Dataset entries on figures
* begin *
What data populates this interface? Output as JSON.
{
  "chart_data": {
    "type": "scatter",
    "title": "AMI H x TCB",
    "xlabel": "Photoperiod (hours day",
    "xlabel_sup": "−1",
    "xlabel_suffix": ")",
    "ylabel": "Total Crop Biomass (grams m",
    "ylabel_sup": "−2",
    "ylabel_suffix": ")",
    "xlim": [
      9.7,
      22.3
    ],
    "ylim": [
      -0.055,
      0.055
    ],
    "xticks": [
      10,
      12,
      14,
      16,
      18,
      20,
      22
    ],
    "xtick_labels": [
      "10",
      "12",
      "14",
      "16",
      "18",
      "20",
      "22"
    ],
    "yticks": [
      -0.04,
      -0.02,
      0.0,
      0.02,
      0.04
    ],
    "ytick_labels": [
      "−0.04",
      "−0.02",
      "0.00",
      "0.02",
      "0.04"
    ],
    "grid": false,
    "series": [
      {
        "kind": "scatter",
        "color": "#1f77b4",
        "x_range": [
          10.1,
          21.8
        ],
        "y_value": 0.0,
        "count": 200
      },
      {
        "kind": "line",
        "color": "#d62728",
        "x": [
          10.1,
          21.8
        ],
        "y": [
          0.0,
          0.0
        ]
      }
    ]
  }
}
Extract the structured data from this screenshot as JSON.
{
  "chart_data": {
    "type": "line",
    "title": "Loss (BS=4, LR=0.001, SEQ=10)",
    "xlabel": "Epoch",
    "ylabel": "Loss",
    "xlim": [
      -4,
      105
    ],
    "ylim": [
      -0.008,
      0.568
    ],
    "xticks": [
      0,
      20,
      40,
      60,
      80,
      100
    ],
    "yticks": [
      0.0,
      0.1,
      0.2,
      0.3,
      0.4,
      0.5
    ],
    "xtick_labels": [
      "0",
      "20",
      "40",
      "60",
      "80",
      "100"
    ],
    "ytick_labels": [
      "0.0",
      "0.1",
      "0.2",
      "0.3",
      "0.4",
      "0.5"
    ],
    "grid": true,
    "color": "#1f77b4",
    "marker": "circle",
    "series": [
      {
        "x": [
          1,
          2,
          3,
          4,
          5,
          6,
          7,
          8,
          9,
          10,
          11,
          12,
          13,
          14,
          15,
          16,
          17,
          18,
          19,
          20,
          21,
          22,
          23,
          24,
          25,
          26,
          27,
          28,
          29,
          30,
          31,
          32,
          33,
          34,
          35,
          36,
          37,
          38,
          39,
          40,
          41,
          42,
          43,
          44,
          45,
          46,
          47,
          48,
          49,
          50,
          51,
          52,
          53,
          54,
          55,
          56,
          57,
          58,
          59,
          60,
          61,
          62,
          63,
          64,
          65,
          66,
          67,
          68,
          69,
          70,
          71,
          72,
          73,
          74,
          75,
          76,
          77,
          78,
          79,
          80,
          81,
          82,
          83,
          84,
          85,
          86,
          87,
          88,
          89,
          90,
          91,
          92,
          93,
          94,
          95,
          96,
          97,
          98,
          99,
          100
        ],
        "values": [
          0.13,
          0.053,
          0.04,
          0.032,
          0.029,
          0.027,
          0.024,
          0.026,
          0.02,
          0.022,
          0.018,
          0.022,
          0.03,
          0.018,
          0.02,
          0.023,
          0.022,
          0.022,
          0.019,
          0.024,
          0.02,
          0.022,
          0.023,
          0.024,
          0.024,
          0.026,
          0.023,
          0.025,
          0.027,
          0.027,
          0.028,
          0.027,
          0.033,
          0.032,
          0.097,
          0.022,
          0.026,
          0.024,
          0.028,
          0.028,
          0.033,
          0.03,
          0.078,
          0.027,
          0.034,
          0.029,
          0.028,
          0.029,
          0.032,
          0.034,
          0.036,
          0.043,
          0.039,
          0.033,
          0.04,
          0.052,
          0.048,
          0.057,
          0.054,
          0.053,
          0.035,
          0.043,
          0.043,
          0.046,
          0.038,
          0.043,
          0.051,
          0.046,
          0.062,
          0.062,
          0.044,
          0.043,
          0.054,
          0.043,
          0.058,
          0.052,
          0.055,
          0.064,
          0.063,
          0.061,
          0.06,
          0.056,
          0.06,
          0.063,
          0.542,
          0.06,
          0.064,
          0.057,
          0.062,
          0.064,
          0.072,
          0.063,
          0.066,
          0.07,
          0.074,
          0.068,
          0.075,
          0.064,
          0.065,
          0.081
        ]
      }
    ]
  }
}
* end *
Exactly reproduce all of the entries.

**SOLUTION TO THE EXERCISE:**
What data populates this interface? Output as JSON.
{
  "chart_data": {
    "type": "scatter",
    "title": "AMI H x TCB",
    "xlabel": "Photoperiod (hours day",
    "xlabel_sup": "−1",
    "xlabel_suffix": ")",
    "ylabel": "Total Crop Biomass (grams m",
    "ylabel_sup": "−2",
    "ylabel_suffix": ")",
    "xlim": [
      9.7,
      22.3
    ],
    "ylim": [
      -0.055,
      0.055
    ],
    "xticks": [
      10,
      12,
      14,
      16,
      18,
      20,
      22
    ],
    "xtick_labels": [
      "10",
      "12",
      "14",
      "16",
      "18",
      "20",
      "22"
    ],
    "yticks": [
      -0.04,
      -0.02,
      0.0,
      0.02,
      0.04
    ],
    "ytick_labels": [
      "−0.04",
      "−0.02",
      "0.00",
      "0.02",
      "0.04"
    ],
    "grid": false,
    "series": [
      {
        "kind": "scatter",
        "color": "#1f77b4",
        "x_range": [
          10.1,
          21.8
        ],
        "y_value": 0.0,
        "count": 200
      },
      {
        "kind": "line",
        "color": "#d62728",
        "x": [
          10.1,
          21.8
        ],
        "y": [
          0.0,
          0.0
        ]
      }
    ]
  }
}
Extract the structured data from this screenshot as JSON.
{
  "chart_data": {
    "type": "line",
    "title": "Loss (BS=4, LR=0.001, SEQ=10)",
    "xlabel": "Epoch",
    "ylabel": "Loss",
    "xlim": [
      -4,
      105
    ],
    "ylim": [
      -0.008,
      0.568
    ],
    "xticks": [
      0,
      20,
      40,
      60,
      80,
      100
    ],
    "yticks": [
      0.0,
      0.1,
      0.2,
      0.3,
      0.4,
      0.5
    ],
    "xtick_labels": [
      "0",
      "20",
      "40",
      "60",
      "80",
      "100"
    ],
    "ytick_labels": [
      "0.0",
      "0.1",
      "0.2",
      "0.3",
      "0.4",
      "0.5"
    ],
    "grid": true,
    "color": "#1f77b4",
    "marker": "circle",
    "series": [
      {
        "x": [
          1,
          2,
          3,
          4,
          5,
          6,
          7,
          8,
          9,
          10,
          11,
          12,
          13,
          14,
          15,
          16,
          17,
          18,
          19,
          20,
          21,
          22,
          23,
          24,
          25,
          26,
          27,
          28,
          29,
          30,
          31,
          32,
          33,
          34,
          35,
          36,
          37,
          38,
          39,
          40,
          41,
          42,
          43,
          44,
          45,
          46,
          47,
          48,
          49,
          50,
          51,
          52,
          53,
          54,
          55,
          56,
          57,
          58,
          59,
          60,
          61,
          62,
          63,
          64,
          65,
          66,
          67,
          68,
          69,
          70,
          71,
          72,
          73,
          74,
          75,
          76,
          77,
          78,
          79,
          80,
          81,
          82,
          83,
          84,
          85,
          86,
          87,
          88,
          89,
          90,
          91,
          92,
          93,
          94,
          95,
          96,
          97,
          98,
          99,
          100
        ],
        "values": [
          0.13,
          0.053,
          0.04,
          0.032,
          0.029,
          0.027,
          0.024,
          0.026,
          0.02,
          0.022,
          0.018,
          0.022,
          0.03,
          0.018,
          0.02,
          0.023,
          0.022,
          0.022,
          0.019,
          0.024,
          0.02,
          0.022,
          0.023,
          0.024,
          0.024,
          0.026,
          0.023,
          0.025,
          0.027,
          0.027,
          0.028,
          0.027,
          0.033,
          0.032,
          0.097,
          0.022,
          0.026,
          0.024,
          0.028,
          0.028,
          0.033,
          0.03,
          0.078,
          0.027,
          0.034,
          0.029,
          0.028,
          0.029,
          0.032,
          0.034,
          0.036,
          0.043,
          0.039,
          0.033,
          0.04,
          0.052,
          0.048,
          0.057,
          0.054,
          0.053,
          0.035,
          0.043,
          0.043,
          0.046,
          0.038,
          0.043,
          0.051,
          0.046,
          0.062,
          0.062,
          0.044,
          0.043,
          0.054,
          0.043,
          0.058,
          0.052,
          0.055,
          0.064,
          0.063,
          0.061,
          0.06,
          0.056,
          0.06,
          0.063,
          0.542,
          0.06,
          0.064,
          0.057,
          0.062,
          0.064,
          0.072,
          0.063,
          0.066,
          0.07,
          0.074,
          0.068,
          0.075,
          0.064,
          0.065,
          0.081
        ]
      }
    ]
  }
}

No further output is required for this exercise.